### Problem to solve
Report only the number of lines in this material that include the string "JSON".

[Figure record listings]
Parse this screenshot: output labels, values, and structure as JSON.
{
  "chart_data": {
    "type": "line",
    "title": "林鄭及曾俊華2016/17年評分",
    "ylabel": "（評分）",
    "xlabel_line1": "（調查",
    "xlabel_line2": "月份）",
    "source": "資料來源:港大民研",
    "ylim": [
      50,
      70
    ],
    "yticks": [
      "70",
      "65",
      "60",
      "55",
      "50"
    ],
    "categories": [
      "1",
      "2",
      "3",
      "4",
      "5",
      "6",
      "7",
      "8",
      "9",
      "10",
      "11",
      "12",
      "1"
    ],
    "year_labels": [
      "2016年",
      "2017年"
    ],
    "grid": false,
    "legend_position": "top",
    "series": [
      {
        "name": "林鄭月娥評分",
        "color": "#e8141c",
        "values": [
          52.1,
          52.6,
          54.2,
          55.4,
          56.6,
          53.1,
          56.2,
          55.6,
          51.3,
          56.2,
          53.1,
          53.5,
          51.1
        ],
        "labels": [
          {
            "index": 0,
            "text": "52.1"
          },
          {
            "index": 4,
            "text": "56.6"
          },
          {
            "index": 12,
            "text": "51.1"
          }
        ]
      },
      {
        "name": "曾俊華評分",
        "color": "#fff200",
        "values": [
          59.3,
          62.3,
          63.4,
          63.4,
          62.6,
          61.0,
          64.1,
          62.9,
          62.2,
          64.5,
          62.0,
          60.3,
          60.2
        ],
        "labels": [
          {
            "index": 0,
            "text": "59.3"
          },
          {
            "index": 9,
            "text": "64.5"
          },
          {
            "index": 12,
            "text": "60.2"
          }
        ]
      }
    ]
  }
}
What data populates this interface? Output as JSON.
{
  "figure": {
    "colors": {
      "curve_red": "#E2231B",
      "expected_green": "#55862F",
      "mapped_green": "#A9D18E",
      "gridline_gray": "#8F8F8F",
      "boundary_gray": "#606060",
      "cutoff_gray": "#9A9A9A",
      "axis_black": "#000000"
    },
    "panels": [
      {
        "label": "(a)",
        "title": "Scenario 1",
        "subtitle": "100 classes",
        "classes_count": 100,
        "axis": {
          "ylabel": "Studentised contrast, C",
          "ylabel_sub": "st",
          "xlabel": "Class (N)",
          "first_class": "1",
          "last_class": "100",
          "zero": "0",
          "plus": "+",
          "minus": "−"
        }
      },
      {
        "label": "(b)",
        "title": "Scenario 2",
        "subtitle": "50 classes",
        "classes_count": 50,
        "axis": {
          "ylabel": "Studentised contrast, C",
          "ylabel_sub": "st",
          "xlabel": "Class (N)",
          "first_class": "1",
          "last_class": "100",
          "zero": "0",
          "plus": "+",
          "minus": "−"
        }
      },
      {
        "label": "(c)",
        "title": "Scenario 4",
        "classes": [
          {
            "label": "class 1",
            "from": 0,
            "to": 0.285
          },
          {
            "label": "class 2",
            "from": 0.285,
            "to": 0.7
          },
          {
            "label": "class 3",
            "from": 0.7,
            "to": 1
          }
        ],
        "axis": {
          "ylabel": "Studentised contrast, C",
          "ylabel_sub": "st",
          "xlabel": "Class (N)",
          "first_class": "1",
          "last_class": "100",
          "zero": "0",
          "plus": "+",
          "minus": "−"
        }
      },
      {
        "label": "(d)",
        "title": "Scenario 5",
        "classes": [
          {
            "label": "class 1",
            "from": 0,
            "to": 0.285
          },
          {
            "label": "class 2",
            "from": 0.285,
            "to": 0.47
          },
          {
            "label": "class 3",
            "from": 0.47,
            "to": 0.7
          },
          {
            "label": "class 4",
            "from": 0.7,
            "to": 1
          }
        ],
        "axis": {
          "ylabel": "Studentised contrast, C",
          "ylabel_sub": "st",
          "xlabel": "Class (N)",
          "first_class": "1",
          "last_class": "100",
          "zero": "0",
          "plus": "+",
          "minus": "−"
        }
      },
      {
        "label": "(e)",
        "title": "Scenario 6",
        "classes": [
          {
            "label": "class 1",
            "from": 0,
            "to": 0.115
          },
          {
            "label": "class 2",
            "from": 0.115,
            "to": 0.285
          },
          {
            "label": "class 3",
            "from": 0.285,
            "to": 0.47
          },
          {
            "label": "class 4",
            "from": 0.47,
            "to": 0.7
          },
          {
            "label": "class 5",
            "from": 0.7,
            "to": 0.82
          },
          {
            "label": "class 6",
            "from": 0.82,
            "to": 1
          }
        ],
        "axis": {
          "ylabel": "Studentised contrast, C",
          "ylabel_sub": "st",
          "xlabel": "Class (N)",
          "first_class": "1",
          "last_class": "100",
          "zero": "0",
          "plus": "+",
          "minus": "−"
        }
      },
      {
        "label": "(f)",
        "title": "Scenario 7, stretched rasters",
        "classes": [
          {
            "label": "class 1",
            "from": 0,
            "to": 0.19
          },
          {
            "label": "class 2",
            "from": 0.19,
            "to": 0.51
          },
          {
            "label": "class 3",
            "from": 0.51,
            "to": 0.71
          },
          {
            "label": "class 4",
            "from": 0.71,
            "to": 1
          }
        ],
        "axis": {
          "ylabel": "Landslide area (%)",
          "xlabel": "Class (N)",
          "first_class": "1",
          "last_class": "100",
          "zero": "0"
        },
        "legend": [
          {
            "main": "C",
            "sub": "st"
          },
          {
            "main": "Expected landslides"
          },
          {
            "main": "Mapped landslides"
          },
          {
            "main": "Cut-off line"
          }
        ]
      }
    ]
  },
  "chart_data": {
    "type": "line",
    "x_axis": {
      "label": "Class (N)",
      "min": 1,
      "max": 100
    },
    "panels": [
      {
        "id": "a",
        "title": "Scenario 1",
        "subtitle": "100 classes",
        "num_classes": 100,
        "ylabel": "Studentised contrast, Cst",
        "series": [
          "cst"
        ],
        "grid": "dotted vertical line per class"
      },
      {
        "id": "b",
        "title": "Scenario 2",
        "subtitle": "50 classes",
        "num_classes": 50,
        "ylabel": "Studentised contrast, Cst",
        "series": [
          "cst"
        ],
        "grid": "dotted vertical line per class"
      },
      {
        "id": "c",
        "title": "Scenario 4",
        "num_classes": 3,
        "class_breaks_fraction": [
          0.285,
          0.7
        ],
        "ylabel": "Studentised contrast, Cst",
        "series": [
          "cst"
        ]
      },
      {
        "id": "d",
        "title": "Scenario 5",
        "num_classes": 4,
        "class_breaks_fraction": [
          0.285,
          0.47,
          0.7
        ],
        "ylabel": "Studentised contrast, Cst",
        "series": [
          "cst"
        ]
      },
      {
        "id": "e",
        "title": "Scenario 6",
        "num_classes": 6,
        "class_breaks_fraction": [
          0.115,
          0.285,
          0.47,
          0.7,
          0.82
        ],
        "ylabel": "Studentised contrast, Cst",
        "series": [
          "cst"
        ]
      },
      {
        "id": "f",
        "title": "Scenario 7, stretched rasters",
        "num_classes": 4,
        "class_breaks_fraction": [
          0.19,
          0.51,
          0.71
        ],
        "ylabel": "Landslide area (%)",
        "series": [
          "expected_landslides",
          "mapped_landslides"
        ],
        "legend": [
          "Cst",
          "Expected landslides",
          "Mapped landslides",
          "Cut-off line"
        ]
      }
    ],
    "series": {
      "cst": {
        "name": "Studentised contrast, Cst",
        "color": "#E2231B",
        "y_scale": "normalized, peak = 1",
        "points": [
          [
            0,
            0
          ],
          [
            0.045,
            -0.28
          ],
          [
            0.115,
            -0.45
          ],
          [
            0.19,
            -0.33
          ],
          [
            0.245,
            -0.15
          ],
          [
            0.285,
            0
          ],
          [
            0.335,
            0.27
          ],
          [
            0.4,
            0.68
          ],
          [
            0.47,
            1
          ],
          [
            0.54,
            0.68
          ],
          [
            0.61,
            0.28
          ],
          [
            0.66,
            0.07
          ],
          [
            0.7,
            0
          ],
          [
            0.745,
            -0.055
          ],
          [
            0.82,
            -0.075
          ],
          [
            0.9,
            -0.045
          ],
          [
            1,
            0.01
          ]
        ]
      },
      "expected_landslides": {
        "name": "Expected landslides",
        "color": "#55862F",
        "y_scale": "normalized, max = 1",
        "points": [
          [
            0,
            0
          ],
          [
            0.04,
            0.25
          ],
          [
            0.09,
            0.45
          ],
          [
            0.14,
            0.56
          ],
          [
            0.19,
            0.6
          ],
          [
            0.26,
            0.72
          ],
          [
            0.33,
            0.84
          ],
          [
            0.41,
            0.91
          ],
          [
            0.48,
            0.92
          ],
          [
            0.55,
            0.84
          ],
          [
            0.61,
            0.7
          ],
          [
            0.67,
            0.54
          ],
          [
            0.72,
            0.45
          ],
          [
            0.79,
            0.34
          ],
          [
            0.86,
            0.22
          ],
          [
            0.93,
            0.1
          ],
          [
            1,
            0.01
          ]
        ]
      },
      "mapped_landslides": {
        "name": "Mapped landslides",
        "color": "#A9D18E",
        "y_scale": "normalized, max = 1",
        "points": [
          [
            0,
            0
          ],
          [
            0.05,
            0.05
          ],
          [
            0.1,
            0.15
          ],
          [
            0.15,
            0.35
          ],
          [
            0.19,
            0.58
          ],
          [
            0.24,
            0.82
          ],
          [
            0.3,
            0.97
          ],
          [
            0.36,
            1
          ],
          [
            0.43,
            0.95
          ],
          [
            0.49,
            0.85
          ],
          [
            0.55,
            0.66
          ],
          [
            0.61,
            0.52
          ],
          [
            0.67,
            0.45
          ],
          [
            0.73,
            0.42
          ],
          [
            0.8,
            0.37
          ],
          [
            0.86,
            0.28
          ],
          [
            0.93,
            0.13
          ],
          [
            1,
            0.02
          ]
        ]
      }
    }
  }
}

### Full output
2